:: Task data

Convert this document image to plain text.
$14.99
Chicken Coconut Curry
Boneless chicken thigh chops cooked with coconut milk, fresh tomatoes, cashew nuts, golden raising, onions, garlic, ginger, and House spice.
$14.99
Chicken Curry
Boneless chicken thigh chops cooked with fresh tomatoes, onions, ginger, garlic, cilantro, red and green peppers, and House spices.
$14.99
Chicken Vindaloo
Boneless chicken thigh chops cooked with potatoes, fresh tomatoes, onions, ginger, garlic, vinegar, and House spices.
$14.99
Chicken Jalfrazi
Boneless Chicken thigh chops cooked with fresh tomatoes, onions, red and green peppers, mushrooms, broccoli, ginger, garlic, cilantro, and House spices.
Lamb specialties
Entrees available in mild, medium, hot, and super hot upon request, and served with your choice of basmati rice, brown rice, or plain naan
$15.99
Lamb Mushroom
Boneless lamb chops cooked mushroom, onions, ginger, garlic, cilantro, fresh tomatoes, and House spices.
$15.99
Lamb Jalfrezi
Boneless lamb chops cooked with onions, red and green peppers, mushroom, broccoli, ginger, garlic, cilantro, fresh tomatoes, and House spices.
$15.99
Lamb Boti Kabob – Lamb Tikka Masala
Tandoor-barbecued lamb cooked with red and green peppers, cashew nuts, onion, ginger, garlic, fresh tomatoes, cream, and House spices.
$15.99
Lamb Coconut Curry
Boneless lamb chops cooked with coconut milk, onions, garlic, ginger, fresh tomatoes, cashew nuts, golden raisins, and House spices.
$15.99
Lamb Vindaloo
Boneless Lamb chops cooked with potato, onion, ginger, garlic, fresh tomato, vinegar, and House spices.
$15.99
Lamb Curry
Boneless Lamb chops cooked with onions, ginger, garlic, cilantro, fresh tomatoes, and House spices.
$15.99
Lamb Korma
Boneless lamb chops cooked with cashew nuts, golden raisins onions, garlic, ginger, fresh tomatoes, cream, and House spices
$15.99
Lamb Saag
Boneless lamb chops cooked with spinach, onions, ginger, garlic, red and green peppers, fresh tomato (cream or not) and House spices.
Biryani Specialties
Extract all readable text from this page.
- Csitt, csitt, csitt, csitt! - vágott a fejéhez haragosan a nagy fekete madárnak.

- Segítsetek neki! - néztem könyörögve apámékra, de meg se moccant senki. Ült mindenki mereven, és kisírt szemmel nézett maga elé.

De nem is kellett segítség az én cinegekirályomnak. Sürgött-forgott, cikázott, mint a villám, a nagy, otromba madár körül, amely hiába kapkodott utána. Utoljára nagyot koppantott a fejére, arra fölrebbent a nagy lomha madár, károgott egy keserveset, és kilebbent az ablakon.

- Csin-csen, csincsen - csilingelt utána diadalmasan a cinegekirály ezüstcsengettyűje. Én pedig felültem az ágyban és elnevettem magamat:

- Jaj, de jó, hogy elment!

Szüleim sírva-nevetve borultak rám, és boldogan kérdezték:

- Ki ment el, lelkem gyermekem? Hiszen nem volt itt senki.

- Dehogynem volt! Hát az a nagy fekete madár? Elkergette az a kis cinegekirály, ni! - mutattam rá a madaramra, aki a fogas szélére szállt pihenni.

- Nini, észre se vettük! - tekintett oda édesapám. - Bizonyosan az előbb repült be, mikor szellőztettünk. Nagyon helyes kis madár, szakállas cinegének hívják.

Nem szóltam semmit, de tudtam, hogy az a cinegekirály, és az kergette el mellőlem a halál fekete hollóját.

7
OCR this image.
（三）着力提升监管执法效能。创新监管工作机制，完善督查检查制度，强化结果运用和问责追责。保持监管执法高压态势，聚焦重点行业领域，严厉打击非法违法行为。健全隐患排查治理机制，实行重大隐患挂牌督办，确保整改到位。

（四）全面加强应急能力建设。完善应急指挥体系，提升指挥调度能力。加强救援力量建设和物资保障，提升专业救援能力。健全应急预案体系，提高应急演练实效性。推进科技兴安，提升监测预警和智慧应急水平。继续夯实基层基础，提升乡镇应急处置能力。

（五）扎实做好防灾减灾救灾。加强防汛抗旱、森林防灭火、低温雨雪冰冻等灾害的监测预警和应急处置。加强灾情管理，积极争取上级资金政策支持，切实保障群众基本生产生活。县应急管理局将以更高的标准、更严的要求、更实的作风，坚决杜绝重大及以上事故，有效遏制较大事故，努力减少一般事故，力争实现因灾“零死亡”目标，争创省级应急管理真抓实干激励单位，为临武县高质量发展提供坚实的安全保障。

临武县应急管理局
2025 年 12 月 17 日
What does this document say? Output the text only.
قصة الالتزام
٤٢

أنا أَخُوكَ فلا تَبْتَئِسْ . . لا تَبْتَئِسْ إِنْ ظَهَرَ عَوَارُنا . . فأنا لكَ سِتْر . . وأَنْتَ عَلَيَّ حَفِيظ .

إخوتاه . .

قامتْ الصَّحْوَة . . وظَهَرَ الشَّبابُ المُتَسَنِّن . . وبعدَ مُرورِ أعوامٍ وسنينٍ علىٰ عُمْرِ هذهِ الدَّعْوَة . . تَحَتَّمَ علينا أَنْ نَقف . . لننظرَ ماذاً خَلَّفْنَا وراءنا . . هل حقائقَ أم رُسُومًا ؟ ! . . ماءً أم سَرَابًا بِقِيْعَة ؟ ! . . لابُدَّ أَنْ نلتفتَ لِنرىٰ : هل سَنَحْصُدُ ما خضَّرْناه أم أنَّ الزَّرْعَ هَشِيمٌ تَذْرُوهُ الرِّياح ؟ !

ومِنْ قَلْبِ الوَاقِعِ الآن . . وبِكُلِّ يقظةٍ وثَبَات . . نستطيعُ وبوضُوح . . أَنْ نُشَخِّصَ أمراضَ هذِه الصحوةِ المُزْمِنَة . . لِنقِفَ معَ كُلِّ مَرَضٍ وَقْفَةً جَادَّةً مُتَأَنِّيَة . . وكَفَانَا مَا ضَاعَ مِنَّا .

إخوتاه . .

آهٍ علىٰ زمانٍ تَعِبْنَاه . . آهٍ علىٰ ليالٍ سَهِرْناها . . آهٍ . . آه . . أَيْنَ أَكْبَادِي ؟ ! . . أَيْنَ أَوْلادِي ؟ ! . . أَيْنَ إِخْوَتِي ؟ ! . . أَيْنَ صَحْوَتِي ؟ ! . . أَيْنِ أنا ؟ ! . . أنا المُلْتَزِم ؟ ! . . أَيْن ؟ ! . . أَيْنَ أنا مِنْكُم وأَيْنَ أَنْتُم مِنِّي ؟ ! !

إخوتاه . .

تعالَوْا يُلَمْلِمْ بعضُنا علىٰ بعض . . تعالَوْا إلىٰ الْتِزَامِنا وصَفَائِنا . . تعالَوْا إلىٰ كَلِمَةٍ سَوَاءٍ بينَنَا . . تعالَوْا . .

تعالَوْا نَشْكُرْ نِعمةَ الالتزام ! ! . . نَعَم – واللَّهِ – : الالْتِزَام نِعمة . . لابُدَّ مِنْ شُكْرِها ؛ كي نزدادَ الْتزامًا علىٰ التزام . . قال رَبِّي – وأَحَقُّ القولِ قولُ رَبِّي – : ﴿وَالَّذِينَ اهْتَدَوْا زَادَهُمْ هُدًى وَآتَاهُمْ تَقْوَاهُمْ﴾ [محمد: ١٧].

::::

> **Problem description**:
Repeat each record exactly. Omit nothing.

> **Solution for this task**:
Convert this document image to plain text.
$14.99
Chicken Coconut Curry
Boneless chicken thigh chops cooked with coconut milk, fresh tomatoes, cashew nuts, golden raising, onions, garlic, ginger, and House spice.
$14.99
Chicken Curry
Boneless chicken thigh chops cooked with fresh tomatoes, onions, ginger, garlic, cilantro, red and green peppers, and House spices.
$14.99
Chicken Vindaloo
Boneless chicken thigh chops cooked with potatoes, fresh tomatoes, onions, ginger, garlic, vinegar, and House spices.
$14.99
Chicken Jalfrazi
Boneless Chicken thigh chops cooked with fresh tomatoes, onions, red and green peppers, mushrooms, broccoli, ginger, garlic, cilantro, and House spices.
Lamb specialties
Entrees available in mild, medium, hot, and super hot upon request, and served with your choice of basmati rice, brown rice, or plain naan
$15.99
Lamb Mushroom
Boneless lamb chops cooked mushroom, onions, ginger, garlic, cilantro, fresh tomatoes, and House spices.
$15.99
Lamb Jalfrezi
Boneless lamb chops cooked with onions, red and green peppers, mushroom, broccoli, ginger, garlic, cilantro, fresh tomatoes, and House spices.
$15.99
Lamb Boti Kabob – Lamb Tikka Masala
Tandoor-barbecued lamb cooked with red and green peppers, cashew nuts, onion, ginger, garlic, fresh tomatoes, cream, and House spices.
$15.99
Lamb Coconut Curry
Boneless lamb chops cooked with coconut milk, onions, garlic, ginger, fresh tomatoes, cashew nuts, golden raisins, and House spices.
$15.99
Lamb Vindaloo
Boneless Lamb chops cooked with potato, onion, ginger, garlic, fresh tomato, vinegar, and House spices.
$15.99
Lamb Curry
Boneless Lamb chops cooked with onions, ginger, garlic, cilantro, fresh tomatoes, and House spices.
$15.99
Lamb Korma
Boneless lamb chops cooked with cashew nuts, golden raisins onions, garlic, ginger, fresh tomatoes, cream, and House spices
$15.99
Lamb Saag
Boneless lamb chops cooked with spinach, onions, ginger, garlic, red and green peppers, fresh tomato (cream or not) and House spices.
Biryani Specialties
Extract all readable text from this page.
- Csitt, csitt, csitt, csitt! - vágott a fejéhez haragosan a nagy fekete madárnak.

- Segítsetek neki! - néztem könyörögve apámékra, de meg se moccant senki. Ült mindenki mereven, és kisírt szemmel nézett maga elé.

De nem is kellett segítség az én cinegekirályomnak. Sürgött-forgott, cikázott, mint a villám, a nagy, otromba madár körül, amely hiába kapkodott utána. Utoljára nagyot koppantott a fejére, arra fölrebbent a nagy lomha madár, károgott egy keserveset, és kilebbent az ablakon.

- Csin-csen, csincsen - csilingelt utána diadalmasan a cinegekirály ezüstcsengettyűje. Én pedig felültem az ágyban és elnevettem magamat:

- Jaj, de jó, hogy elment!

Szüleim sírva-nevetve borultak rám, és boldogan kérdezték:

- Ki ment el, lelkem gyermekem? Hiszen nem volt itt senki.

- Dehogynem volt! Hát az a nagy fekete madár? Elkergette az a kis cinegekirály, ni! - mutattam rá a madaramra, aki a fogas szélére szállt pihenni.

- Nini, észre se vettük! - tekintett oda édesapám. - Bizonyosan az előbb repült be, mikor szellőztettünk. Nagyon helyes kis madár, szakállas cinegének hívják.

Nem szóltam semmit, de tudtam, hogy az a cinegekirály, és az kergette el mellőlem a halál fekete hollóját.

7
OCR this image.
（三）着力提升监管执法效能。创新监管工作机制，完善督查检查制度，强化结果运用和问责追责。保持监管执法高压态势，聚焦重点行业领域，严厉打击非法违法行为。健全隐患排查治理机制，实行重大隐患挂牌督办，确保整改到位。

（四）全面加强应急能力建设。完善应急指挥体系，提升指挥调度能力。加强救援力量建设和物资保障，提升专业救援能力。健全应急预案体系，提高应急演练实效性。推进科技兴安，提升监测预警和智慧应急水平。继续夯实基层基础，提升乡镇应急处置能力。

（五）扎实做好防灾减灾救灾。加强防汛抗旱、森林防灭火、低温雨雪冰冻等灾害的监测预警和应急处置。加强灾情管理，积极争取上级资金政策支持，切实保障群众基本生产生活。县应急管理局将以更高的标准、更严的要求、更实的作风，坚决杜绝重大及以上事故，有效遏制较大事故，努力减少一般事故，力争实现因灾“零死亡”目标，争创省级应急管理真抓实干激励单位，为临武县高质量发展提供坚实的安全保障。

临武县应急管理局
2025 年 12 月 17 日
What does this document say? Output the text only.
قصة الالتزام
٤٢

أنا أَخُوكَ فلا تَبْتَئِسْ . . لا تَبْتَئِسْ إِنْ ظَهَرَ عَوَارُنا . . فأنا لكَ سِتْر . . وأَنْتَ عَلَيَّ حَفِيظ .

إخوتاه . .

قامتْ الصَّحْوَة . . وظَهَرَ الشَّبابُ المُتَسَنِّن . . وبعدَ مُرورِ أعوامٍ وسنينٍ علىٰ عُمْرِ هذهِ الدَّعْوَة . . تَحَتَّمَ علينا أَنْ نَقف . . لننظرَ ماذاً خَلَّفْنَا وراءنا . . هل حقائقَ أم رُسُومًا ؟ ! . . ماءً أم سَرَابًا بِقِيْعَة ؟ ! . . لابُدَّ أَنْ نلتفتَ لِنرىٰ : هل سَنَحْصُدُ ما خضَّرْناه أم أنَّ الزَّرْعَ هَشِيمٌ تَذْرُوهُ الرِّياح ؟ !

ومِنْ قَلْبِ الوَاقِعِ الآن . . وبِكُلِّ يقظةٍ وثَبَات . . نستطيعُ وبوضُوح . . أَنْ نُشَخِّصَ أمراضَ هذِه الصحوةِ المُزْمِنَة . . لِنقِفَ معَ كُلِّ مَرَضٍ وَقْفَةً جَادَّةً مُتَأَنِّيَة . . وكَفَانَا مَا ضَاعَ مِنَّا .

إخوتاه . .

آهٍ علىٰ زمانٍ تَعِبْنَاه . . آهٍ علىٰ ليالٍ سَهِرْناها . . آهٍ . . آه . . أَيْنَ أَكْبَادِي ؟ ! . . أَيْنَ أَوْلادِي ؟ ! . . أَيْنَ إِخْوَتِي ؟ ! . . أَيْنَ صَحْوَتِي ؟ ! . . أَيْنِ أنا ؟ ! . . أنا المُلْتَزِم ؟ ! . . أَيْن ؟ ! . . أَيْنَ أنا مِنْكُم وأَيْنَ أَنْتُم مِنِّي ؟ ! !

إخوتاه . .

تعالَوْا يُلَمْلِمْ بعضُنا علىٰ بعض . . تعالَوْا إلىٰ الْتِزَامِنا وصَفَائِنا . . تعالَوْا إلىٰ كَلِمَةٍ سَوَاءٍ بينَنَا . . تعالَوْا . .

تعالَوْا نَشْكُرْ نِعمةَ الالتزام ! ! . . نَعَم – واللَّهِ – : الالْتِزَام نِعمة . . لابُدَّ مِنْ شُكْرِها ؛ كي نزدادَ الْتزامًا علىٰ التزام . . قال رَبِّي – وأَحَقُّ القولِ قولُ رَبِّي – : ﴿وَالَّذِينَ اهْتَدَوْا زَادَهُمْ هُدًى وَآتَاهُمْ تَقْوَاهُمْ﴾ [محمد: ١٧].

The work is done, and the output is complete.